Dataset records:
--- Begin ---

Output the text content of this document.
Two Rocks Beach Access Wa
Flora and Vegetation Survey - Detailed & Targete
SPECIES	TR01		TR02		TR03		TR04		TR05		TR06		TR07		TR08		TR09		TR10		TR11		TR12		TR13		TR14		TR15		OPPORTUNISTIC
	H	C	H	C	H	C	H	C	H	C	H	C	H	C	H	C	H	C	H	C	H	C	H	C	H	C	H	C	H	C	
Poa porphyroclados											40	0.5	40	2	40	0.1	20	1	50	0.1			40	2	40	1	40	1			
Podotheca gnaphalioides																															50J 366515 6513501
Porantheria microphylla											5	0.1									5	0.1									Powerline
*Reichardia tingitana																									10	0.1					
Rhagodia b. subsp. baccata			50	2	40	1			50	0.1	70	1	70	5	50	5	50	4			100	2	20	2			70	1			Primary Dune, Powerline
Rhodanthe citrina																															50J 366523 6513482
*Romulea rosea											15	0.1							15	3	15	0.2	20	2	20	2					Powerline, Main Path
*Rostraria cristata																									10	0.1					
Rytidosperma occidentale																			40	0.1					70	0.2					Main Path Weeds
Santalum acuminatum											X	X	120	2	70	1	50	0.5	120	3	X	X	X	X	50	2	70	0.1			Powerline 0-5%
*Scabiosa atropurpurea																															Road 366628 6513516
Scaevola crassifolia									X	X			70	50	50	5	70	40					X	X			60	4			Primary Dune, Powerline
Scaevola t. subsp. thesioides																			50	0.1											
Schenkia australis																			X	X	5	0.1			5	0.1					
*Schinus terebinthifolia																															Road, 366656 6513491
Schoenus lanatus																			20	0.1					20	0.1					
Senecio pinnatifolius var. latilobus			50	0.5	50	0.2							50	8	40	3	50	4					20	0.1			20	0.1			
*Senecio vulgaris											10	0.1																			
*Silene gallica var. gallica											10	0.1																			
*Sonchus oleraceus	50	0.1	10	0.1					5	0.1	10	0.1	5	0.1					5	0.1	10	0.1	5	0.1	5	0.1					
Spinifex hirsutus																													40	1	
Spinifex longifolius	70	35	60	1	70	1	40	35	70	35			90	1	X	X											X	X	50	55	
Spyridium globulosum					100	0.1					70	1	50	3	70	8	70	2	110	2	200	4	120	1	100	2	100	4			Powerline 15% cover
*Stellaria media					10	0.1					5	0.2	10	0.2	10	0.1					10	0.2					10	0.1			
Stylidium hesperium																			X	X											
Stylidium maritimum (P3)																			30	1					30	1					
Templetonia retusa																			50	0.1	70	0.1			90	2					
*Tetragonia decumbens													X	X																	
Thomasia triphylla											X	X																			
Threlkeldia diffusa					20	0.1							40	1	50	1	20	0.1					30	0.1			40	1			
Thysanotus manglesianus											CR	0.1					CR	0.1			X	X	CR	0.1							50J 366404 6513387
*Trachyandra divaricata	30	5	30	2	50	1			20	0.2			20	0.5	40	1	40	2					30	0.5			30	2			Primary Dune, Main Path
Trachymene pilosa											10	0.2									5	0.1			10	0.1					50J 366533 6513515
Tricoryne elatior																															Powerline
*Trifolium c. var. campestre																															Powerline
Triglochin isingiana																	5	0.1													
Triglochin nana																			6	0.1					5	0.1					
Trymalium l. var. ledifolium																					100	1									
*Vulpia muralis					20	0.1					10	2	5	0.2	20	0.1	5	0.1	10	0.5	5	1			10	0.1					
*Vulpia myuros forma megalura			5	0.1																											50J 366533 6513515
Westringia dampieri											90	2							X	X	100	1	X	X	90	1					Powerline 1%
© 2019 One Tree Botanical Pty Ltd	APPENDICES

--- End ---

▶ Work to do
Only the number is wanted: how many lines in the entries above contain the word "Main"?

▶ Exercise output
3